**WRITTEN PROBLEM**
Repeat each record below exactly as given.
— START OF INPUT FOR THIS TASK —
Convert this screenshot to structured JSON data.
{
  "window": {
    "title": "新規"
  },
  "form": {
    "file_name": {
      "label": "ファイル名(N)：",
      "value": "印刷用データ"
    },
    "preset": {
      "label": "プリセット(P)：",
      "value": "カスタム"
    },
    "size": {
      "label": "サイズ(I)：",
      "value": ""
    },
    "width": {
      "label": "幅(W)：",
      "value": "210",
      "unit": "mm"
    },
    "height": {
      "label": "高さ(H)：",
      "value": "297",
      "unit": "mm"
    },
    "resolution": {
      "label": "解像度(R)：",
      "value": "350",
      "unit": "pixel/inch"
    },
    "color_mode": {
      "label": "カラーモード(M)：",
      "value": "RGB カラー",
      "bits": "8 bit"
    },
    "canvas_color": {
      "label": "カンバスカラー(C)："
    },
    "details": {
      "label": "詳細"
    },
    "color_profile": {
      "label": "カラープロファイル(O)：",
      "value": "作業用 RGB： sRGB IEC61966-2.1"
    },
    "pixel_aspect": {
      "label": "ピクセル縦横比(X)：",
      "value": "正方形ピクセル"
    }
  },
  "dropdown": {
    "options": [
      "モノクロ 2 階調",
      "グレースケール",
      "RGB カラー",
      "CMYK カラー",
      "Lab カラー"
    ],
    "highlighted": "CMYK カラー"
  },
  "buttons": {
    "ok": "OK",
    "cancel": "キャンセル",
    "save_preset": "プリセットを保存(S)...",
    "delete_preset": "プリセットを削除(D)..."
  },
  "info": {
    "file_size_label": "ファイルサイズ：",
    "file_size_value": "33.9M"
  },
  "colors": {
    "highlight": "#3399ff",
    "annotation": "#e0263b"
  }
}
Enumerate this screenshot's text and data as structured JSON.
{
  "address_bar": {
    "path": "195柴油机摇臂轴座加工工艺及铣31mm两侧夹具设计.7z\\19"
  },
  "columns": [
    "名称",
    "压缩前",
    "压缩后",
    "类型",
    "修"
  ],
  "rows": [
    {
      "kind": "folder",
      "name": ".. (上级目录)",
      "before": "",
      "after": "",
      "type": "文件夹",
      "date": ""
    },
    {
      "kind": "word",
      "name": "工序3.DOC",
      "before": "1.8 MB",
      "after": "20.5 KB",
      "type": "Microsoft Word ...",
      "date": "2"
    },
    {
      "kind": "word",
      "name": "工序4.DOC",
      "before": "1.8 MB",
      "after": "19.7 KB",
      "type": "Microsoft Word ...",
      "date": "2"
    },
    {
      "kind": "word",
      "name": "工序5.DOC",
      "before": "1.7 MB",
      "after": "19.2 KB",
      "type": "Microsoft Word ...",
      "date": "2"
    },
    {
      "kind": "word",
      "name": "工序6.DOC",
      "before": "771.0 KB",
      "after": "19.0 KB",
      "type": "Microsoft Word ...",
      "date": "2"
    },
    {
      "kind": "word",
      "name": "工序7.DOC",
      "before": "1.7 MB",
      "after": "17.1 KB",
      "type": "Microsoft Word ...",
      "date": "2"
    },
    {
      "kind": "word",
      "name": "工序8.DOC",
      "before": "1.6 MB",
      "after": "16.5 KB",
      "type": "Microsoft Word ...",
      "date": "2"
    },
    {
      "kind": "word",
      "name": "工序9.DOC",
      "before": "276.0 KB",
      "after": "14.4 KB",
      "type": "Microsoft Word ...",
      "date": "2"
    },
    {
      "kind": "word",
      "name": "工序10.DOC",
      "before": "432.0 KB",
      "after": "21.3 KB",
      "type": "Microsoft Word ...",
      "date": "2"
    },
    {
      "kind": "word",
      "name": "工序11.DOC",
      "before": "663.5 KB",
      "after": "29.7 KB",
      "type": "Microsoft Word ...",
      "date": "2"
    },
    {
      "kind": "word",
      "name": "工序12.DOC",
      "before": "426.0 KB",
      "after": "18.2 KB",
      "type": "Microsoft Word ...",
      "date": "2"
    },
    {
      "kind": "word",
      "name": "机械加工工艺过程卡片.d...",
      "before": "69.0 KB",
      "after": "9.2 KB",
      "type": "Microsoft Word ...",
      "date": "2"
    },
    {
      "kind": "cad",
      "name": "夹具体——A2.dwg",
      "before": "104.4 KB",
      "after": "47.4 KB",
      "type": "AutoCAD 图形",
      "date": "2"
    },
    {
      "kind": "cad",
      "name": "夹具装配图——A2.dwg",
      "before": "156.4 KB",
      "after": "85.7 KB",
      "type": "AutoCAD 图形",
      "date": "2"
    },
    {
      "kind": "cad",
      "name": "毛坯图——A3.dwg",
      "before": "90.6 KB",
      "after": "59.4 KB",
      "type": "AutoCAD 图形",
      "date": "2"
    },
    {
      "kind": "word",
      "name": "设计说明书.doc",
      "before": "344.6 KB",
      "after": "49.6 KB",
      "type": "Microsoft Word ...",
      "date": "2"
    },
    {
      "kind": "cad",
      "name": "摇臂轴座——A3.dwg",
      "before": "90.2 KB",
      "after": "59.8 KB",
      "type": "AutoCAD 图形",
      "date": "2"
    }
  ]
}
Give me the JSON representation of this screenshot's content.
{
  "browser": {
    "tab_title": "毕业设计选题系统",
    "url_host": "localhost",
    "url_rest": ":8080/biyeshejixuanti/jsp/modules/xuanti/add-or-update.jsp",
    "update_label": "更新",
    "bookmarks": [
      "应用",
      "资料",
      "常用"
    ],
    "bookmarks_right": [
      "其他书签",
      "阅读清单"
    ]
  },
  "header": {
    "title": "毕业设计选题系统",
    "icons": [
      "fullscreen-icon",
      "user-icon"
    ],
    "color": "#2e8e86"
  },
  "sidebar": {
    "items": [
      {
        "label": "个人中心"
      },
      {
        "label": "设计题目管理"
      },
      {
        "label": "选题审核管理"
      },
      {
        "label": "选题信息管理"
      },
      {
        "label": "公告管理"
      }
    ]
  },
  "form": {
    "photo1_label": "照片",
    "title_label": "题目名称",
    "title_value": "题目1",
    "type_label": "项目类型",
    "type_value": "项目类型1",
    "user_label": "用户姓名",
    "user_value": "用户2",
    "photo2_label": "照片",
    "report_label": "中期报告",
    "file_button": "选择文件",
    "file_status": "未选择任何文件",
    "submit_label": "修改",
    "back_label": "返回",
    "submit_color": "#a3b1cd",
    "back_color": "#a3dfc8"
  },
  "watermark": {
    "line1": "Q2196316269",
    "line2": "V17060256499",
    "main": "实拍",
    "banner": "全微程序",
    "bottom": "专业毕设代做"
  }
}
— END OF INPUT FOR THIS TASK —
**EXERCISE ANSWER**
Convert this screenshot to structured JSON data.
{
  "window": {
    "title": "新規"
  },
  "form": {
    "file_name": {
      "label": "ファイル名(N)：",
      "value": "印刷用データ"
    },
    "preset": {
      "label": "プリセット(P)：",
      "value": "カスタム"
    },
    "size": {
      "label": "サイズ(I)：",
      "value": ""
    },
    "width": {
      "label": "幅(W)：",
      "value": "210",
      "unit": "mm"
    },
    "height": {
      "label": "高さ(H)：",
      "value": "297",
      "unit": "mm"
    },
    "resolution": {
      "label": "解像度(R)：",
      "value": "350",
      "unit": "pixel/inch"
    },
    "color_mode": {
      "label": "カラーモード(M)：",
      "value": "RGB カラー",
      "bits": "8 bit"
    },
    "canvas_color": {
      "label": "カンバスカラー(C)："
    },
    "details": {
      "label": "詳細"
    },
    "color_profile": {
      "label": "カラープロファイル(O)：",
      "value": "作業用 RGB： sRGB IEC61966-2.1"
    },
    "pixel_aspect": {
      "label": "ピクセル縦横比(X)：",
      "value": "正方形ピクセル"
    }
  },
  "dropdown": {
    "options": [
      "モノクロ 2 階調",
      "グレースケール",
      "RGB カラー",
      "CMYK カラー",
      "Lab カラー"
    ],
    "highlighted": "CMYK カラー"
  },
  "buttons": {
    "ok": "OK",
    "cancel": "キャンセル",
    "save_preset": "プリセットを保存(S)...",
    "delete_preset": "プリセットを削除(D)..."
  },
  "info": {
    "file_size_label": "ファイルサイズ：",
    "file_size_value": "33.9M"
  },
  "colors": {
    "highlight": "#3399ff",
    "annotation": "#e0263b"
  }
}
Enumerate this screenshot's text and data as structured JSON.
{
  "address_bar": {
    "path": "195柴油机摇臂轴座加工工艺及铣31mm两侧夹具设计.7z\\19"
  },
  "columns": [
    "名称",
    "压缩前",
    "压缩后",
    "类型",
    "修"
  ],
  "rows": [
    {
      "kind": "folder",
      "name": ".. (上级目录)",
      "before": "",
      "after": "",
      "type": "文件夹",
      "date": ""
    },
    {
      "kind": "word",
      "name": "工序3.DOC",
      "before": "1.8 MB",
      "after": "20.5 KB",
      "type": "Microsoft Word ...",
      "date": "2"
    },
    {
      "kind": "word",
      "name": "工序4.DOC",
      "before": "1.8 MB",
      "after": "19.7 KB",
      "type": "Microsoft Word ...",
      "date": "2"
    },
    {
      "kind": "word",
      "name": "工序5.DOC",
      "before": "1.7 MB",
      "after": "19.2 KB",
      "type": "Microsoft Word ...",
      "date": "2"
    },
    {
      "kind": "word",
      "name": "工序6.DOC",
      "before": "771.0 KB",
      "after": "19.0 KB",
      "type": "Microsoft Word ...",
      "date": "2"
    },
    {
      "kind": "word",
      "name": "工序7.DOC",
      "before": "1.7 MB",
      "after": "17.1 KB",
      "type": "Microsoft Word ...",
      "date": "2"
    },
    {
      "kind": "word",
      "name": "工序8.DOC",
      "before": "1.6 MB",
      "after": "16.5 KB",
      "type": "Microsoft Word ...",
      "date": "2"
    },
    {
      "kind": "word",
      "name": "工序9.DOC",
      "before": "276.0 KB",
      "after": "14.4 KB",
      "type": "Microsoft Word ...",
      "date": "2"
    },
    {
      "kind": "word",
      "name": "工序10.DOC",
      "before": "432.0 KB",
      "after": "21.3 KB",
      "type": "Microsoft Word ...",
      "date": "2"
    },
    {
      "kind": "word",
      "name": "工序11.DOC",
      "before": "663.5 KB",
      "after": "29.7 KB",
      "type": "Microsoft Word ...",
      "date": "2"
    },
    {
      "kind": "word",
      "name": "工序12.DOC",
      "before": "426.0 KB",
      "after": "18.2 KB",
      "type": "Microsoft Word ...",
      "date": "2"
    },
    {
      "kind": "word",
      "name": "机械加工工艺过程卡片.d...",
      "before": "69.0 KB",
      "after": "9.2 KB",
      "type": "Microsoft Word ...",
      "date": "2"
    },
    {
      "kind": "cad",
      "name": "夹具体——A2.dwg",
      "before": "104.4 KB",
      "after": "47.4 KB",
      "type": "AutoCAD 图形",
      "date": "2"
    },
    {
      "kind": "cad",
      "name": "夹具装配图——A2.dwg",
      "before": "156.4 KB",
      "after": "85.7 KB",
      "type": "AutoCAD 图形",
      "date": "2"
    },
    {
      "kind": "cad",
      "name": "毛坯图——A3.dwg",
      "before": "90.6 KB",
      "after": "59.4 KB",
      "type": "AutoCAD 图形",
      "date": "2"
    },
    {
      "kind": "word",
      "name": "设计说明书.doc",
      "before": "344.6 KB",
      "after": "49.6 KB",
      "type": "Microsoft Word ...",
      "date": "2"
    },
    {
      "kind": "cad",
      "name": "摇臂轴座——A3.dwg",
      "before": "90.2 KB",
      "after": "59.8 KB",
      "type": "AutoCAD 图形",
      "date": "2"
    }
  ]
}
Give me the JSON representation of this screenshot's content.
{
  "browser": {
    "tab_title": "毕业设计选题系统",
    "url_host": "localhost",
    "url_rest": ":8080/biyeshejixuanti/jsp/modules/xuanti/add-or-update.jsp",
    "update_label": "更新",
    "bookmarks": [
      "应用",
      "资料",
      "常用"
    ],
    "bookmarks_right": [
      "其他书签",
      "阅读清单"
    ]
  },
  "header": {
    "title": "毕业设计选题系统",
    "icons": [
      "fullscreen-icon",
      "user-icon"
    ],
    "color": "#2e8e86"
  },
  "sidebar": {
    "items": [
      {
        "label": "个人中心"
      },
      {
        "label": "设计题目管理"
      },
      {
        "label": "选题审核管理"
      },
      {
        "label": "选题信息管理"
      },
      {
        "label": "公告管理"
      }
    ]
  },
  "form": {
    "photo1_label": "照片",
    "title_label": "题目名称",
    "title_value": "题目1",
    "type_label": "项目类型",
    "type_value": "项目类型1",
    "user_label": "用户姓名",
    "user_value": "用户2",
    "photo2_label": "照片",
    "report_label": "中期报告",
    "file_button": "选择文件",
    "file_status": "未选择任何文件",
    "submit_label": "修改",
    "back_label": "返回",
    "submit_color": "#a3b1cd",
    "back_color": "#a3dfc8"
  },
  "watermark": {
    "line1": "Q2196316269",
    "line2": "V17060256499",
    "main": "实拍",
    "banner": "全微程序",
    "bottom": "专业毕设代做"
  }
}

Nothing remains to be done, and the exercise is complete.